GIVEN INSTRUCTION.
The entries need to be copied exactly.

EXERCISE MATERIALS.

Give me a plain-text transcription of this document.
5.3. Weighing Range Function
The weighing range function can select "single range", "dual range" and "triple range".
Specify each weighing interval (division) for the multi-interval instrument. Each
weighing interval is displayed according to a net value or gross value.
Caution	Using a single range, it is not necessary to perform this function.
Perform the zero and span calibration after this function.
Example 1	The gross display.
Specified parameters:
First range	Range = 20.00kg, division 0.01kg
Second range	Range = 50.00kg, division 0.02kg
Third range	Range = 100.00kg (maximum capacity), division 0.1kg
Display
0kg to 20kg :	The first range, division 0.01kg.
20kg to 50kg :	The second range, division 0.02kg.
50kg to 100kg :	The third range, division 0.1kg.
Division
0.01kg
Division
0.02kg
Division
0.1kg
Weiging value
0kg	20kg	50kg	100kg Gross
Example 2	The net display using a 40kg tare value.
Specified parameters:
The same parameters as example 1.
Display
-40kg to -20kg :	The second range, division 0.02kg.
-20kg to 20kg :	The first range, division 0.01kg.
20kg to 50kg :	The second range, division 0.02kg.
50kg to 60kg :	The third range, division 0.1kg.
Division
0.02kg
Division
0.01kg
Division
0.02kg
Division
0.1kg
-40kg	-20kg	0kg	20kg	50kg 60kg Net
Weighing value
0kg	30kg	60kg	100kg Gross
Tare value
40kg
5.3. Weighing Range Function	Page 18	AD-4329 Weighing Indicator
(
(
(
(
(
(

FINISHED TASK.
Give me a plain-text transcription of this document.
5.3. Weighing Range Function
The weighing range function can select "single range", "dual range" and "triple range".
Specify each weighing interval (division) for the multi-interval instrument. Each
weighing interval is displayed according to a net value or gross value.
Caution	Using a single range, it is not necessary to perform this function.
Perform the zero and span calibration after this function.
Example 1	The gross display.
Specified parameters:
First range	Range = 20.00kg, division 0.01kg
Second range	Range = 50.00kg, division 0.02kg
Third range	Range = 100.00kg (maximum capacity), division 0.1kg
Display
0kg to 20kg :	The first range, division 0.01kg.
20kg to 50kg :	The second range, division 0.02kg.
50kg to 100kg :	The third range, division 0.1kg.
Division
0.01kg
Division
0.02kg
Division
0.1kg
Weiging value
0kg	20kg	50kg	100kg Gross
Example 2	The net display using a 40kg tare value.
Specified parameters:
The same parameters as example 1.
Display
-40kg to -20kg :	The second range, division 0.02kg.
-20kg to 20kg :	The first range, division 0.01kg.
20kg to 50kg :	The second range, division 0.02kg.
50kg to 60kg :	The third range, division 0.1kg.
Division
0.02kg
Division
0.01kg
Division
0.02kg
Division
0.1kg
-40kg	-20kg	0kg	20kg	50kg 60kg Net
Weighing value
0kg	30kg	60kg	100kg Gross
Tare value
40kg
5.3. Weighing Range Function	Page 18	AD-4329 Weighing Indicator
(
(
(
(
(
(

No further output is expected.